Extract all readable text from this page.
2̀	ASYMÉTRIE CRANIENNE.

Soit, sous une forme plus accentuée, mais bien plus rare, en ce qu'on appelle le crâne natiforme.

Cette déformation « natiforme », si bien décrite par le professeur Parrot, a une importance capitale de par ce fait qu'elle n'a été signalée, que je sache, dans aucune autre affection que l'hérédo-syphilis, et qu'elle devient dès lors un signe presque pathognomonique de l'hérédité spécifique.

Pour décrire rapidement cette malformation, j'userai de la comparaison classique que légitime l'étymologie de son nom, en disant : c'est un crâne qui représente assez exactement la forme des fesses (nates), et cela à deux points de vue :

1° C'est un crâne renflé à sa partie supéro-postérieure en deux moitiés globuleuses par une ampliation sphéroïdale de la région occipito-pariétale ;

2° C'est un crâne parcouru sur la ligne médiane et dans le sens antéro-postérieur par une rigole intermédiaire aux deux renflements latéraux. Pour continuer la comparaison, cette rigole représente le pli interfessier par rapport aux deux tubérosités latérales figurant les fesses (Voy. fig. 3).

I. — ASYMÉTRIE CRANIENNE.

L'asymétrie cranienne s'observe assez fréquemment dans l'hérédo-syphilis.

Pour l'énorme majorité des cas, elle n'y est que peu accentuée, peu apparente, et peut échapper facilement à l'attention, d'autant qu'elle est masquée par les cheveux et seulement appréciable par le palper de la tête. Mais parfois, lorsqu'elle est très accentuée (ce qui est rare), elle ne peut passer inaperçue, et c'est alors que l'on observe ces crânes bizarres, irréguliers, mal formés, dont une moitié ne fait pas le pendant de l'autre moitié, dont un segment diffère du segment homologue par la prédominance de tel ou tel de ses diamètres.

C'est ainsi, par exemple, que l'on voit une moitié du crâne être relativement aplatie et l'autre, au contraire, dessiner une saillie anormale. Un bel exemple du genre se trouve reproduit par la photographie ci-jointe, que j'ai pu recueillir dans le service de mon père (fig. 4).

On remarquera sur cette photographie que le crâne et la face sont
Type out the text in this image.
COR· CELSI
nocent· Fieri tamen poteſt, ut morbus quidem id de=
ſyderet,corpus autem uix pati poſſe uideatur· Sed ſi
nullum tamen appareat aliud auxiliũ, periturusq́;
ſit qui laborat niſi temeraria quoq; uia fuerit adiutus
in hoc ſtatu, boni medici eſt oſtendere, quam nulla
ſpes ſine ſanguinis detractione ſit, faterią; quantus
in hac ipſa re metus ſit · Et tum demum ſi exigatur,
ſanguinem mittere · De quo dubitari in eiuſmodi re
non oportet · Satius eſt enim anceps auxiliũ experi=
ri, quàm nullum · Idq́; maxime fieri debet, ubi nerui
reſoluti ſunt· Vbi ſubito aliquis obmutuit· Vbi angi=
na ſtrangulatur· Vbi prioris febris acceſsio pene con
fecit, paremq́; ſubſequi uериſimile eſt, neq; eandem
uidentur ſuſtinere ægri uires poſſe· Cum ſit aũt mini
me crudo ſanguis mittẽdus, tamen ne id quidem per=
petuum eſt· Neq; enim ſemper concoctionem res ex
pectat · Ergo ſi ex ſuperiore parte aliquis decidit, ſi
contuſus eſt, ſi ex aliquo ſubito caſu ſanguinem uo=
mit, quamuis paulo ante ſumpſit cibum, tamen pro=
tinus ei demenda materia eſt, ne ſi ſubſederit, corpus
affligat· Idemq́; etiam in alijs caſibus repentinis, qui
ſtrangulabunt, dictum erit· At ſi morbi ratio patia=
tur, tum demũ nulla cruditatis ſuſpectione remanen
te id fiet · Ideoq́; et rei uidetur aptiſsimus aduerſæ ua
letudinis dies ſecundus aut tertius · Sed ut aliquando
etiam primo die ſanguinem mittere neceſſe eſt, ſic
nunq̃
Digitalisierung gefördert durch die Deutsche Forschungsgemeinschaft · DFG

• [TASK TO CARRY OUT]: Restate the records, all of them, precisely as written.

• [SOLUTION FOR THIS EXERCISE]:
Extract all readable text from this page.
2̀	ASYMÉTRIE CRANIENNE.

Soit, sous une forme plus accentuée, mais bien plus rare, en ce qu'on appelle le crâne natiforme.

Cette déformation « natiforme », si bien décrite par le professeur Parrot, a une importance capitale de par ce fait qu'elle n'a été signalée, que je sache, dans aucune autre affection que l'hérédo-syphilis, et qu'elle devient dès lors un signe presque pathognomonique de l'hérédité spécifique.

Pour décrire rapidement cette malformation, j'userai de la comparaison classique que légitime l'étymologie de son nom, en disant : c'est un crâne qui représente assez exactement la forme des fesses (nates), et cela à deux points de vue :

1° C'est un crâne renflé à sa partie supéro-postérieure en deux moitiés globuleuses par une ampliation sphéroïdale de la région occipito-pariétale ;

2° C'est un crâne parcouru sur la ligne médiane et dans le sens antéro-postérieur par une rigole intermédiaire aux deux renflements latéraux. Pour continuer la comparaison, cette rigole représente le pli interfessier par rapport aux deux tubérosités latérales figurant les fesses (Voy. fig. 3).

I. — ASYMÉTRIE CRANIENNE.

L'asymétrie cranienne s'observe assez fréquemment dans l'hérédo-syphilis.

Pour l'énorme majorité des cas, elle n'y est que peu accentuée, peu apparente, et peut échapper facilement à l'attention, d'autant qu'elle est masquée par les cheveux et seulement appréciable par le palper de la tête. Mais parfois, lorsqu'elle est très accentuée (ce qui est rare), elle ne peut passer inaperçue, et c'est alors que l'on observe ces crânes bizarres, irréguliers, mal formés, dont une moitié ne fait pas le pendant de l'autre moitié, dont un segment diffère du segment homologue par la prédominance de tel ou tel de ses diamètres.

C'est ainsi, par exemple, que l'on voit une moitié du crâne être relativement aplatie et l'autre, au contraire, dessiner une saillie anormale. Un bel exemple du genre se trouve reproduit par la photographie ci-jointe, que j'ai pu recueillir dans le service de mon père (fig. 4).

On remarquera sur cette photographie que le crâne et la face sont
Type out the text in this image.
COR· CELSI
nocent· Fieri tamen poteſt, ut morbus quidem id de=
ſyderet,corpus autem uix pati poſſe uideatur· Sed ſi
nullum tamen appareat aliud auxiliũ, periturusq́;
ſit qui laborat niſi temeraria quoq; uia fuerit adiutus
in hoc ſtatu, boni medici eſt oſtendere, quam nulla
ſpes ſine ſanguinis detractione ſit, faterią; quantus
in hac ipſa re metus ſit · Et tum demum ſi exigatur,
ſanguinem mittere · De quo dubitari in eiuſmodi re
non oportet · Satius eſt enim anceps auxiliũ experi=
ri, quàm nullum · Idq́; maxime fieri debet, ubi nerui
reſoluti ſunt· Vbi ſubito aliquis obmutuit· Vbi angi=
na ſtrangulatur· Vbi prioris febris acceſsio pene con
fecit, paremq́; ſubſequi uериſimile eſt, neq; eandem
uidentur ſuſtinere ægri uires poſſe· Cum ſit aũt mini
me crudo ſanguis mittẽdus, tamen ne id quidem per=
petuum eſt· Neq; enim ſemper concoctionem res ex
pectat · Ergo ſi ex ſuperiore parte aliquis decidit, ſi
contuſus eſt, ſi ex aliquo ſubito caſu ſanguinem uo=
mit, quamuis paulo ante ſumpſit cibum, tamen pro=
tinus ei demenda materia eſt, ne ſi ſubſederit, corpus
affligat· Idemq́; etiam in alijs caſibus repentinis, qui
ſtrangulabunt, dictum erit· At ſi morbi ratio patia=
tur, tum demũ nulla cruditatis ſuſpectione remanen
te id fiet · Ideoq́; et rei uidetur aptiſsimus aduerſæ ua
letudinis dies ſecundus aut tertius · Sed ut aliquando
etiam primo die ſanguinem mittere neceſſe eſt, ſic
nunq̃
Digitalisierung gefördert durch die Deutsche Forschungsgemeinschaft · DFG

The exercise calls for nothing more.